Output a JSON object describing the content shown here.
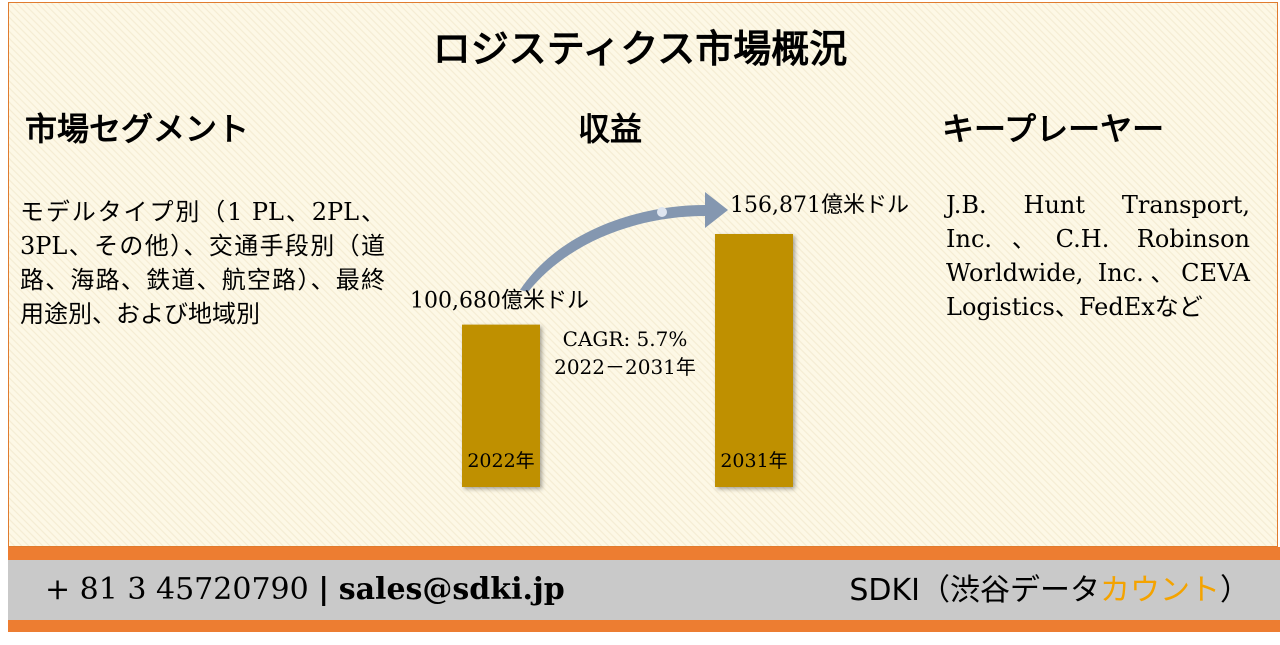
{
  "title": "ロジスティクス市場概況",
  "segments": {
    "heading": "市場セグメント",
    "text": "モデルタイプ別（1 PL、2PL、3PL、その他）、交通手段別（道路、海路、鉄道、航空路）、最終用途別、および地域別"
  },
  "players": {
    "heading": "キープレーヤー",
    "text": "J.B. Hunt Transport, Inc.、C.H. Robinson Worldwide, Inc.、CEVA Logistics、FedExなど"
  },
  "chart_data": {
    "type": "bar",
    "title": "収益",
    "categories": [
      "2022年",
      "2031年"
    ],
    "values": [
      100680,
      156871
    ],
    "value_labels": [
      "100,680億米ドル",
      "156,871億米ドル"
    ],
    "color": "#bf9000",
    "annotations": [
      "CAGR: 5.7%",
      "2022－2031年"
    ]
  },
  "footer": {
    "phone": "+ 81 3 45720790",
    "separator": "|",
    "email": "sales@sdki.jp",
    "company": "SDKI（渋谷データ",
    "company_highlight": "カウント",
    "company_end": "）"
  }
}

[Work to be completed]:
Output the data exactly. Pictures don't belong in the result.

[Answer in full]:
Output a JSON object describing the content shown here.
{
  "title": "ロジスティクス市場概況",
  "segments": {
    "heading": "市場セグメント",
    "text": "モデルタイプ別（1 PL、2PL、3PL、その他）、交通手段別（道路、海路、鉄道、航空路）、最終用途別、および地域別"
  },
  "players": {
    "heading": "キープレーヤー",
    "text": "J.B. Hunt Transport, Inc.、C.H. Robinson Worldwide, Inc.、CEVA Logistics、FedExなど"
  },
  "chart_data": {
    "type": "bar",
    "title": "収益",
    "categories": [
      "2022年",
      "2031年"
    ],
    "values": [
      100680,
      156871
    ],
    "value_labels": [
      "100,680億米ドル",
      "156,871億米ドル"
    ],
    "color": "#bf9000",
    "annotations": [
      "CAGR: 5.7%",
      "2022－2031年"
    ]
  },
  "footer": {
    "phone": "+ 81 3 45720790",
    "separator": "|",
    "email": "sales@sdki.jp",
    "company": "SDKI（渋谷データ",
    "company_highlight": "カウント",
    "company_end": "）"
  }
}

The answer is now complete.